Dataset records
□ □ □ □
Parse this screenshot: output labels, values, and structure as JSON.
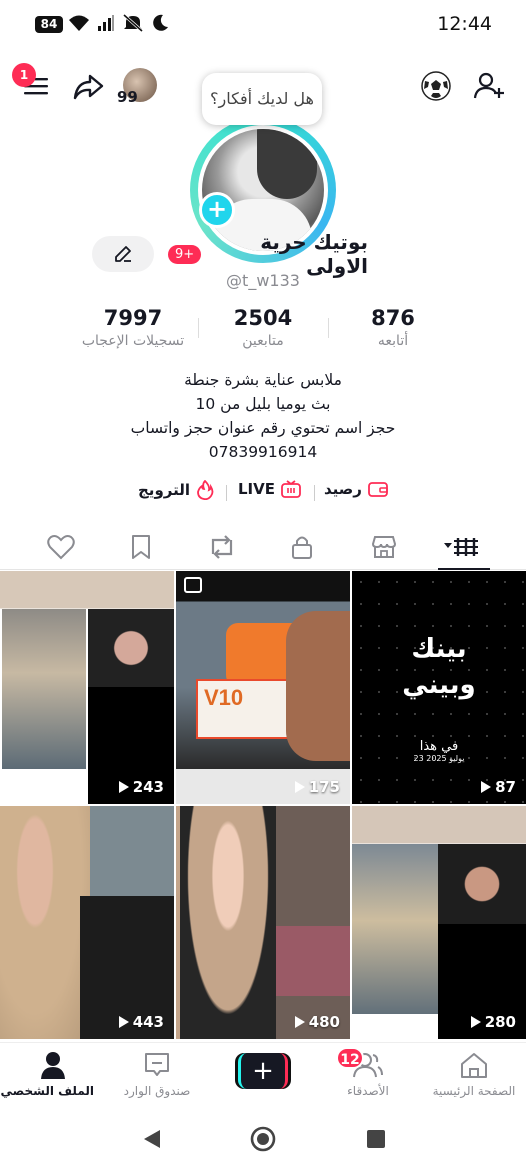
{
  "status_bar": {
    "battery": "84",
    "time": "12:44"
  },
  "topbar": {
    "menu_badge": "1",
    "visitors_count": "99"
  },
  "profile": {
    "bubble_text": "هل لديك أفكار؟",
    "name": "بوتيك حرية الاولى",
    "notif_badge": "9+",
    "handle": "@t_w133",
    "stats": [
      {
        "value": "7997",
        "label": "تسجيلات الإعجاب"
      },
      {
        "value": "2504",
        "label": "متابعين"
      },
      {
        "value": "876",
        "label": "أتابعه"
      }
    ],
    "bio": [
      "ملابس عناية بشرة جنطة",
      "بث يوميا بليل من 10",
      "حجز اسم تحتوي رقم عنوان حجز واتساب",
      "07839916914"
    ]
  },
  "links": {
    "promote": "الترويج",
    "live": "LIVE",
    "balance": "رصيد"
  },
  "videos": [
    {
      "views": "243"
    },
    {
      "views": "175"
    },
    {
      "views": "87",
      "overlay_line1": "بينك",
      "overlay_line2": "وبيني",
      "overlay_line3": "في هذا",
      "overlay_date": "23 يوليو 2025"
    },
    {
      "views": "443"
    },
    {
      "views": "480"
    },
    {
      "views": "280"
    }
  ],
  "product_label": "V10",
  "bottom_nav": {
    "profile": "الملف الشخصي",
    "inbox": "صندوق الوارد",
    "friends": "الأصدقاء",
    "friends_badge": "12",
    "home": "الصفحة الرئيسية"
  },
  "colors": {
    "accent": "#fe2c55",
    "teal": "#20d5ec"
  }
}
□ □ □ □
### Problem details
Copy everything in the records above except the pictures, exactly as written.

### Expected answer
Parse this screenshot: output labels, values, and structure as JSON.
{
  "status_bar": {
    "battery": "84",
    "time": "12:44"
  },
  "topbar": {
    "menu_badge": "1",
    "visitors_count": "99"
  },
  "profile": {
    "bubble_text": "هل لديك أفكار؟",
    "name": "بوتيك حرية الاولى",
    "notif_badge": "9+",
    "handle": "@t_w133",
    "stats": [
      {
        "value": "7997",
        "label": "تسجيلات الإعجاب"
      },
      {
        "value": "2504",
        "label": "متابعين"
      },
      {
        "value": "876",
        "label": "أتابعه"
      }
    ],
    "bio": [
      "ملابس عناية بشرة جنطة",
      "بث يوميا بليل من 10",
      "حجز اسم تحتوي رقم عنوان حجز واتساب",
      "07839916914"
    ]
  },
  "links": {
    "promote": "الترويج",
    "live": "LIVE",
    "balance": "رصيد"
  },
  "videos": [
    {
      "views": "243"
    },
    {
      "views": "175"
    },
    {
      "views": "87",
      "overlay_line1": "بينك",
      "overlay_line2": "وبيني",
      "overlay_line3": "في هذا",
      "overlay_date": "23 يوليو 2025"
    },
    {
      "views": "443"
    },
    {
      "views": "480"
    },
    {
      "views": "280"
    }
  ],
  "product_label": "V10",
  "bottom_nav": {
    "profile": "الملف الشخصي",
    "inbox": "صندوق الوارد",
    "friends": "الأصدقاء",
    "friends_badge": "12",
    "home": "الصفحة الرئيسية"
  },
  "colors": {
    "accent": "#fe2c55",
    "teal": "#20d5ec"
  }
}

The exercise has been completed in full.